Retype each record below word for word. Leave the pictures out.

------------------------------------------------

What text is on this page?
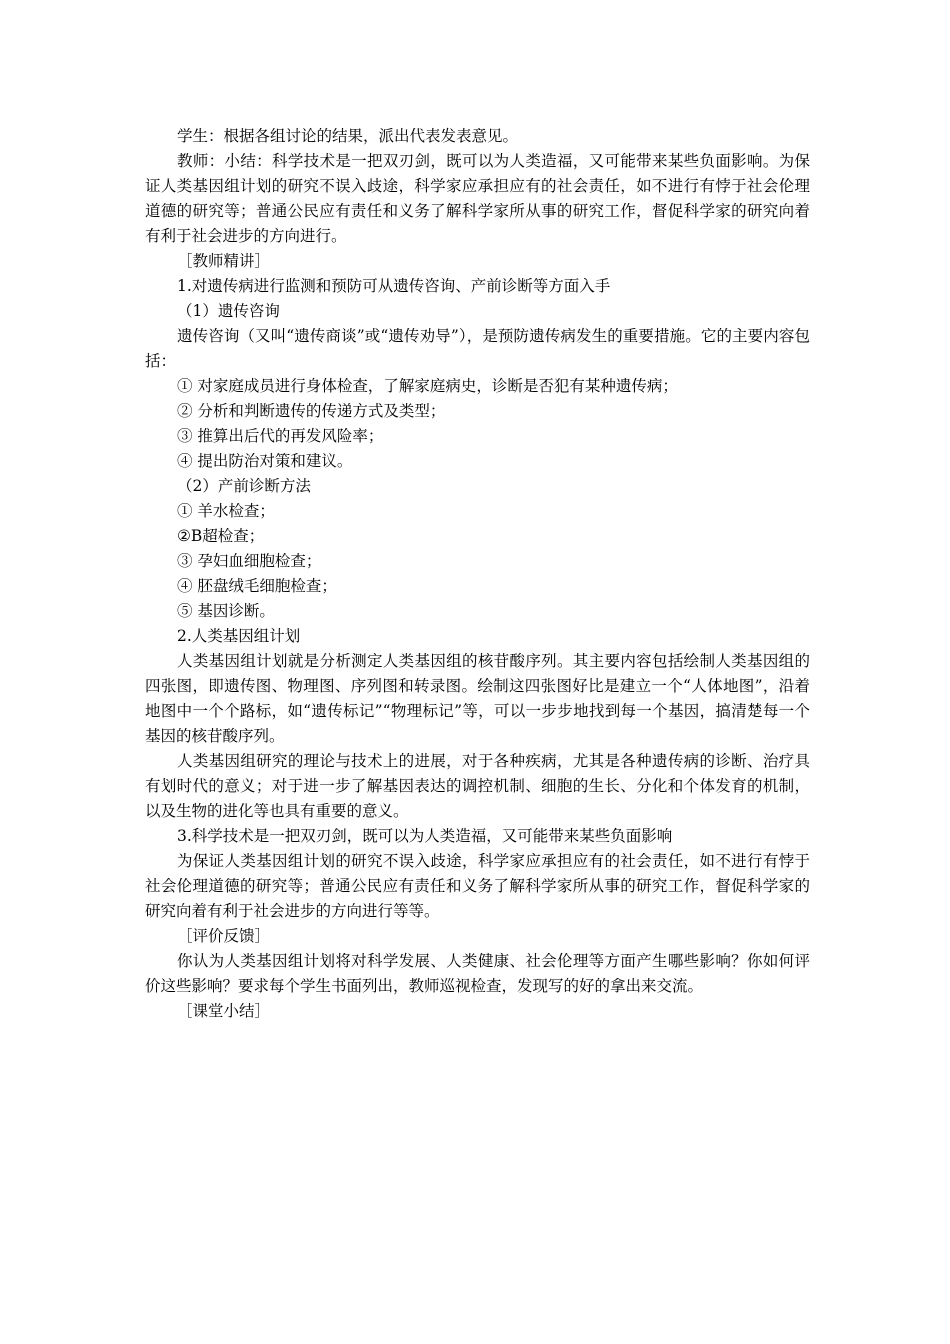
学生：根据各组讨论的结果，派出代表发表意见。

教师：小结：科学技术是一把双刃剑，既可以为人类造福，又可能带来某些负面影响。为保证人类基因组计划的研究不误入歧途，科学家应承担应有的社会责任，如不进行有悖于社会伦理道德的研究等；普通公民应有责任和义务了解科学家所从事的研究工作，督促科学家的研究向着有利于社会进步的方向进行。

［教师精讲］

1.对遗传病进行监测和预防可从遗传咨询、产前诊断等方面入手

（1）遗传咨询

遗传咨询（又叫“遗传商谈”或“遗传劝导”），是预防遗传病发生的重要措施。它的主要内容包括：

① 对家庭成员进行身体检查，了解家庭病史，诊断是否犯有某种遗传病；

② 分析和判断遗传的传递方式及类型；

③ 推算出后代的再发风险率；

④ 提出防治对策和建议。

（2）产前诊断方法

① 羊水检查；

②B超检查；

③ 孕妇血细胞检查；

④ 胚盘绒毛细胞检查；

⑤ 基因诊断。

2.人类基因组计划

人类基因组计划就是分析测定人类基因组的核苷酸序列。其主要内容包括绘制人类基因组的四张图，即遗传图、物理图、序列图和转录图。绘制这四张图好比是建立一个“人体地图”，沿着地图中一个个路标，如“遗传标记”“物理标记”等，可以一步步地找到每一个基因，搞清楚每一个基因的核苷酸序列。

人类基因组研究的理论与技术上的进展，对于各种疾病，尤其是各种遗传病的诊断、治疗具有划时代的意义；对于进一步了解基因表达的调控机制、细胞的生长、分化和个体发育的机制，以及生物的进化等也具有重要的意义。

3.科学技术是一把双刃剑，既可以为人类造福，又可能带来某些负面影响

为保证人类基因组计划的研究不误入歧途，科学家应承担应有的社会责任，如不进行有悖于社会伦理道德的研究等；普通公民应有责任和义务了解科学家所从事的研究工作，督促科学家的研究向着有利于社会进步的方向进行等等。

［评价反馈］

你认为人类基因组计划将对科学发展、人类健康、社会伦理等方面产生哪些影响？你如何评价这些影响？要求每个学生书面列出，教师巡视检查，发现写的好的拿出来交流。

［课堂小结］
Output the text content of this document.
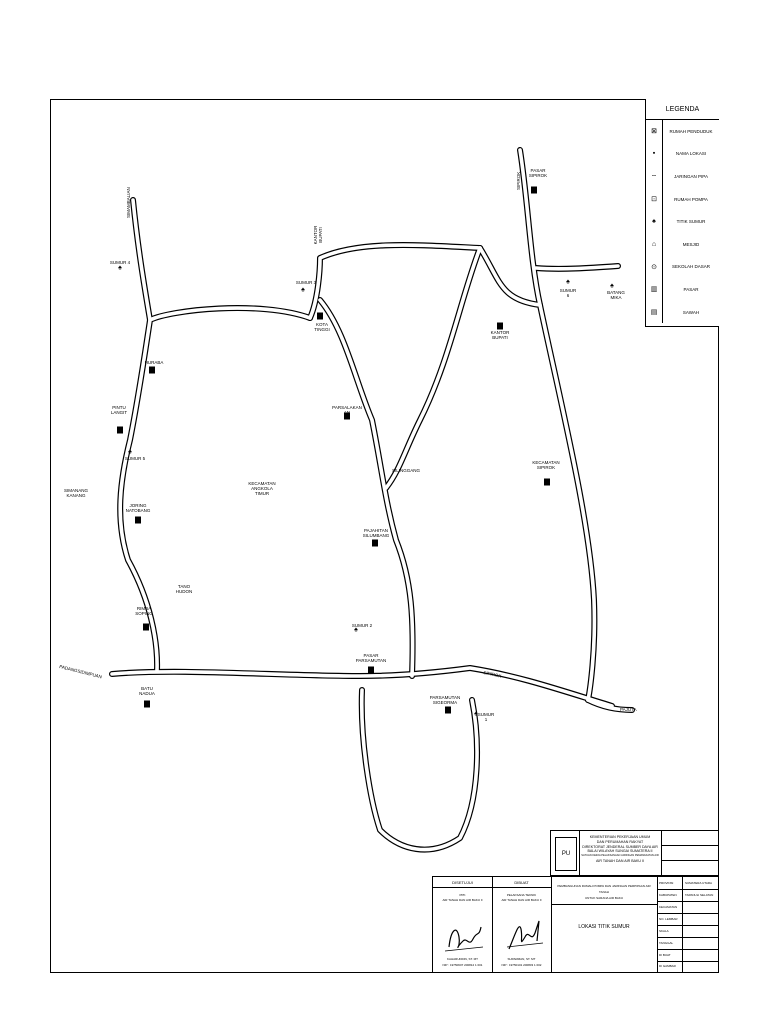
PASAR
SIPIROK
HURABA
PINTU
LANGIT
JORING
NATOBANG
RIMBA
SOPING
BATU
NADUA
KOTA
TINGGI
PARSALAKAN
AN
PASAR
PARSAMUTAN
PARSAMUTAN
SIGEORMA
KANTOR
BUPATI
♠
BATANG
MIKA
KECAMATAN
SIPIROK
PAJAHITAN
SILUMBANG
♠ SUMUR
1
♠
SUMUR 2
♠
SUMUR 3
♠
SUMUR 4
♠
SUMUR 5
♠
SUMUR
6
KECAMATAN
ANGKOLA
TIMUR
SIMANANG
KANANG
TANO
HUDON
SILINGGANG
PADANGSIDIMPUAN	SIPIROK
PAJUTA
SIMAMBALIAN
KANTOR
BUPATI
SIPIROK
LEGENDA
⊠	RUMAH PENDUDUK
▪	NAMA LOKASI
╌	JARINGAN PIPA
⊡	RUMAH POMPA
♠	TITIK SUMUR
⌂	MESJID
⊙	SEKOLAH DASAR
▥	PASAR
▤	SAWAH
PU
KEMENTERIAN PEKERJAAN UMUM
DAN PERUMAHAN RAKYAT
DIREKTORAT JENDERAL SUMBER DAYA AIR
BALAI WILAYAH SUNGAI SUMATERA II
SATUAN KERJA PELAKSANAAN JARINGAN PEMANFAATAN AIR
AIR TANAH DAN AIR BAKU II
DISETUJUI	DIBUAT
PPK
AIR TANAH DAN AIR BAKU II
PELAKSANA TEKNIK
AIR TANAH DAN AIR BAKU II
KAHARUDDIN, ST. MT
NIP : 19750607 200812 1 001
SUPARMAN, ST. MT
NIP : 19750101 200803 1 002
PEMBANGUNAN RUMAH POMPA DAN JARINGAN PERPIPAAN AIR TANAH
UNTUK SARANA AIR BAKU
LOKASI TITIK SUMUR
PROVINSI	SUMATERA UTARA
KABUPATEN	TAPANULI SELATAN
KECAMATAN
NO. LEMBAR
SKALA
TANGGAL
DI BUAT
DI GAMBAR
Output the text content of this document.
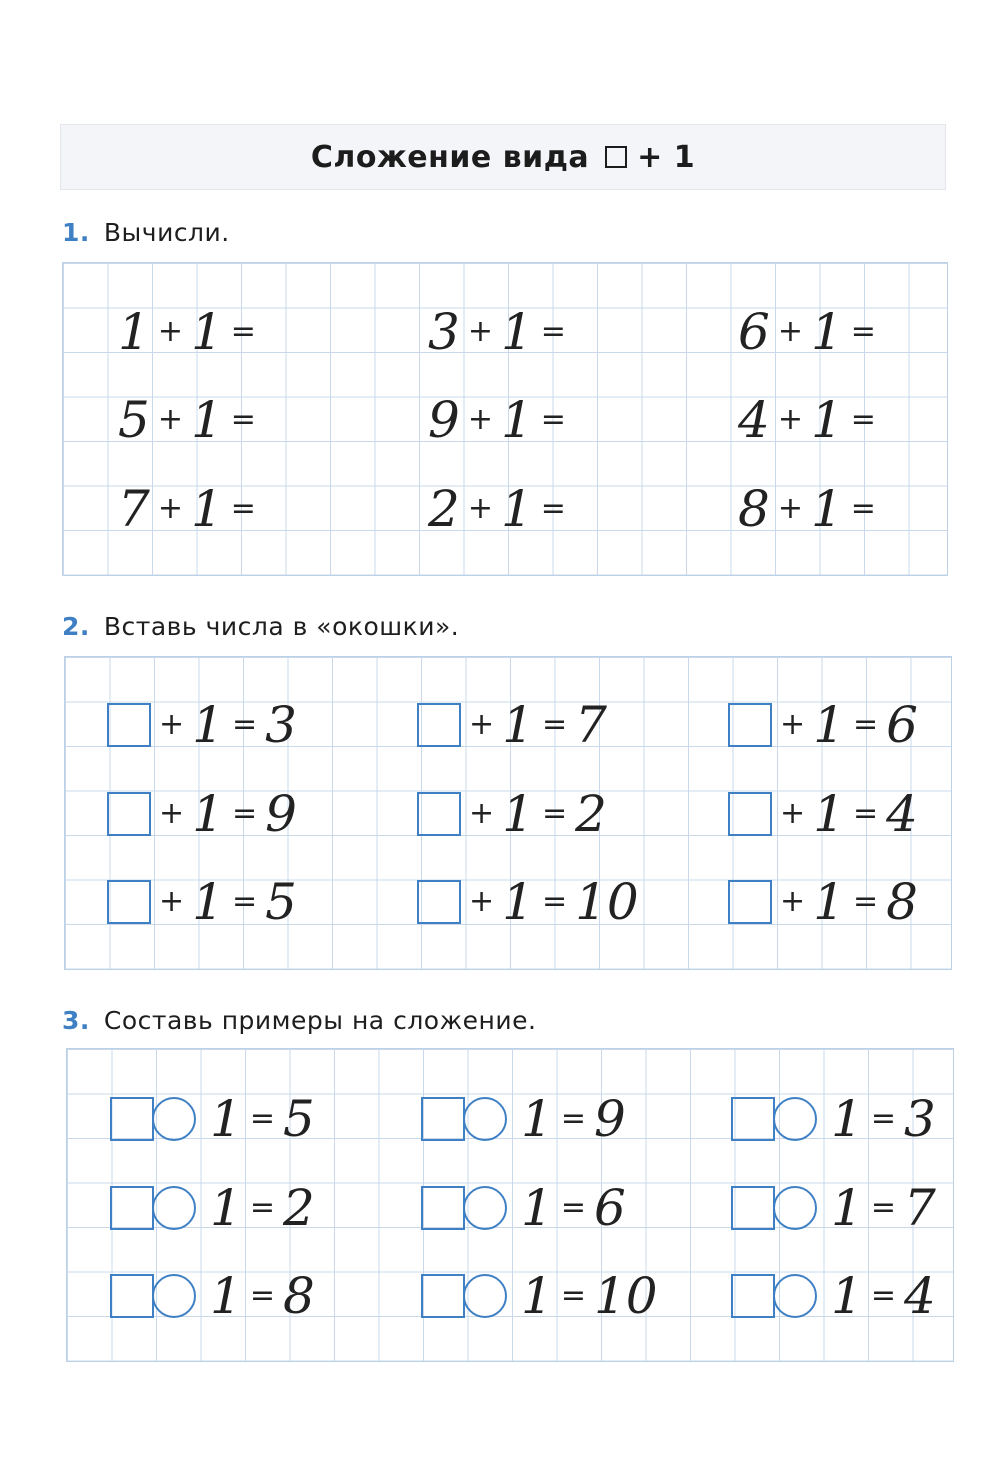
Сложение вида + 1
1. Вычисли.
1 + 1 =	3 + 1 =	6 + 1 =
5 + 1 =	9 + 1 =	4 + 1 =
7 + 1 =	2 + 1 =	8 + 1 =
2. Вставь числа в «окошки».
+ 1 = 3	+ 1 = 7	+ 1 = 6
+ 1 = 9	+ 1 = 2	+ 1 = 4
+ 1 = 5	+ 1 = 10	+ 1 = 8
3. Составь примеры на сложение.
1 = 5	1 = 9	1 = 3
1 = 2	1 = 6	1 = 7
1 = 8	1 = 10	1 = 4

------------------------------------------------

◆ Correct response ◆
What text is on this page?
学生：根据各组讨论的结果，派出代表发表意见。

教师：小结：科学技术是一把双刃剑，既可以为人类造福，又可能带来某些负面影响。为保证人类基因组计划的研究不误入歧途，科学家应承担应有的社会责任，如不进行有悖于社会伦理道德的研究等；普通公民应有责任和义务了解科学家所从事的研究工作，督促科学家的研究向着有利于社会进步的方向进行。

［教师精讲］

1.对遗传病进行监测和预防可从遗传咨询、产前诊断等方面入手

（1）遗传咨询

遗传咨询（又叫“遗传商谈”或“遗传劝导”），是预防遗传病发生的重要措施。它的主要内容包括：

① 对家庭成员进行身体检查，了解家庭病史，诊断是否犯有某种遗传病；

② 分析和判断遗传的传递方式及类型；

③ 推算出后代的再发风险率；

④ 提出防治对策和建议。

（2）产前诊断方法

① 羊水检查；

②B超检查；

③ 孕妇血细胞检查；

④ 胚盘绒毛细胞检查；

⑤ 基因诊断。

2.人类基因组计划

人类基因组计划就是分析测定人类基因组的核苷酸序列。其主要内容包括绘制人类基因组的四张图，即遗传图、物理图、序列图和转录图。绘制这四张图好比是建立一个“人体地图”，沿着地图中一个个路标，如“遗传标记”“物理标记”等，可以一步步地找到每一个基因，搞清楚每一个基因的核苷酸序列。

人类基因组研究的理论与技术上的进展，对于各种疾病，尤其是各种遗传病的诊断、治疗具有划时代的意义；对于进一步了解基因表达的调控机制、细胞的生长、分化和个体发育的机制，以及生物的进化等也具有重要的意义。

3.科学技术是一把双刃剑，既可以为人类造福，又可能带来某些负面影响

为保证人类基因组计划的研究不误入歧途，科学家应承担应有的社会责任，如不进行有悖于社会伦理道德的研究等；普通公民应有责任和义务了解科学家所从事的研究工作，督促科学家的研究向着有利于社会进步的方向进行等等。

［评价反馈］

你认为人类基因组计划将对科学发展、人类健康、社会伦理等方面产生哪些影响？你如何评价这些影响？要求每个学生书面列出，教师巡视检查，发现写的好的拿出来交流。

［课堂小结］
Output the text content of this document.
PASAR
SIPIROK
HURABA
PINTU
LANGIT
JORING
NATOBANG
RIMBA
SOPING
BATU
NADUA
KOTA
TINGGI
PARSALAKAN
AN
PASAR
PARSAMUTAN
PARSAMUTAN
SIGEORMA
KANTOR
BUPATI
♠
BATANG
MIKA
KECAMATAN
SIPIROK
PAJAHITAN
SILUMBANG
♠ SUMUR
1
♠
SUMUR 2
♠
SUMUR 3
♠
SUMUR 4
♠
SUMUR 5
♠
SUMUR
6
KECAMATAN
ANGKOLA
TIMUR
SIMANANG
KANANG
TANO
HUDON
SILINGGANG
PADANGSIDIMPUAN	SIPIROK
PAJUTA
SIMAMBALIAN
KANTOR
BUPATI
SIPIROK
LEGENDA
⊠	RUMAH PENDUDUK
▪	NAMA LOKASI
╌	JARINGAN PIPA
⊡	RUMAH POMPA
♠	TITIK SUMUR
⌂	MESJID
⊙	SEKOLAH DASAR
▥	PASAR
▤	SAWAH
PU
KEMENTERIAN PEKERJAAN UMUM
DAN PERUMAHAN RAKYAT
DIREKTORAT JENDERAL SUMBER DAYA AIR
BALAI WILAYAH SUNGAI SUMATERA II
SATUAN KERJA PELAKSANAAN JARINGAN PEMANFAATAN AIR
AIR TANAH DAN AIR BAKU II
DISETUJUI	DIBUAT
PPK
AIR TANAH DAN AIR BAKU II
PELAKSANA TEKNIK
AIR TANAH DAN AIR BAKU II
KAHARUDDIN, ST. MT
NIP : 19750607 200812 1 001
SUPARMAN, ST. MT
NIP : 19750101 200803 1 002
PEMBANGUNAN RUMAH POMPA DAN JARINGAN PERPIPAAN AIR TANAH
UNTUK SARANA AIR BAKU
LOKASI TITIK SUMUR
PROVINSI	SUMATERA UTARA
KABUPATEN	TAPANULI SELATAN
KECAMATAN
NO. LEMBAR
SKALA
TANGGAL
DI BUAT
DI GAMBAR
Output the text content of this document.
Сложение вида + 1
1. Вычисли.
1 + 1 =	3 + 1 =	6 + 1 =
5 + 1 =	9 + 1 =	4 + 1 =
7 + 1 =	2 + 1 =	8 + 1 =
2. Вставь числа в «окошки».
+ 1 = 3	+ 1 = 7	+ 1 = 6
+ 1 = 9	+ 1 = 2	+ 1 = 4
+ 1 = 5	+ 1 = 10	+ 1 = 8
3. Составь примеры на сложение.
1 = 5	1 = 9	1 = 3
1 = 2	1 = 6	1 = 7
1 = 8	1 = 10	1 = 4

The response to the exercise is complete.